(Dataset items)
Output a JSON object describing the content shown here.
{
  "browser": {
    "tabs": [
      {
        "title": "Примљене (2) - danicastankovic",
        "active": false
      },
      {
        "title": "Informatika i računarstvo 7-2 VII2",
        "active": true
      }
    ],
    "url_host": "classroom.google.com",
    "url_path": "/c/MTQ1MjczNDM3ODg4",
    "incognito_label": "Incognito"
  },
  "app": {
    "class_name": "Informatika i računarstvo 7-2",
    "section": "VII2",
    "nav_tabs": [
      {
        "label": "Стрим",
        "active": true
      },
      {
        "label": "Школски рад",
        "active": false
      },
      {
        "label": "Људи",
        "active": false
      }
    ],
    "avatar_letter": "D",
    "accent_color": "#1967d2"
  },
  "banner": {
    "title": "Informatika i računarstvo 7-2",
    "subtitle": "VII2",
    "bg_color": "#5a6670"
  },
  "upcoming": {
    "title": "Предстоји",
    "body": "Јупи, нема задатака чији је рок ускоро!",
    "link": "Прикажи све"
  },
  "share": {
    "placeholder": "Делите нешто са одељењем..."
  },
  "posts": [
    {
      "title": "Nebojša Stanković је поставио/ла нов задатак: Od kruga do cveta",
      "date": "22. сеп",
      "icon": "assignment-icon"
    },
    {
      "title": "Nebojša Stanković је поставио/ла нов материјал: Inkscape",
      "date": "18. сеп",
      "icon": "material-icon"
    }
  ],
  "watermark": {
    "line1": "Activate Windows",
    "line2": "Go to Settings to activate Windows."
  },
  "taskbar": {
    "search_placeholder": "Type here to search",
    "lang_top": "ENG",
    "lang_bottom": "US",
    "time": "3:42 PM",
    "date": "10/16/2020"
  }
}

• What is asked:
Return each line of the data exactly as written above.

• Finished task:
Output a JSON object describing the content shown here.
{
  "browser": {
    "tabs": [
      {
        "title": "Примљене (2) - danicastankovic",
        "active": false
      },
      {
        "title": "Informatika i računarstvo 7-2 VII2",
        "active": true
      }
    ],
    "url_host": "classroom.google.com",
    "url_path": "/c/MTQ1MjczNDM3ODg4",
    "incognito_label": "Incognito"
  },
  "app": {
    "class_name": "Informatika i računarstvo 7-2",
    "section": "VII2",
    "nav_tabs": [
      {
        "label": "Стрим",
        "active": true
      },
      {
        "label": "Школски рад",
        "active": false
      },
      {
        "label": "Људи",
        "active": false
      }
    ],
    "avatar_letter": "D",
    "accent_color": "#1967d2"
  },
  "banner": {
    "title": "Informatika i računarstvo 7-2",
    "subtitle": "VII2",
    "bg_color": "#5a6670"
  },
  "upcoming": {
    "title": "Предстоји",
    "body": "Јупи, нема задатака чији је рок ускоро!",
    "link": "Прикажи све"
  },
  "share": {
    "placeholder": "Делите нешто са одељењем..."
  },
  "posts": [
    {
      "title": "Nebojša Stanković је поставио/ла нов задатак: Od kruga do cveta",
      "date": "22. сеп",
      "icon": "assignment-icon"
    },
    {
      "title": "Nebojša Stanković је поставио/ла нов материјал: Inkscape",
      "date": "18. сеп",
      "icon": "material-icon"
    }
  ],
  "watermark": {
    "line1": "Activate Windows",
    "line2": "Go to Settings to activate Windows."
  },
  "taskbar": {
    "search_placeholder": "Type here to search",
    "lang_top": "ENG",
    "lang_bottom": "US",
    "time": "3:42 PM",
    "date": "10/16/2020"
  }
}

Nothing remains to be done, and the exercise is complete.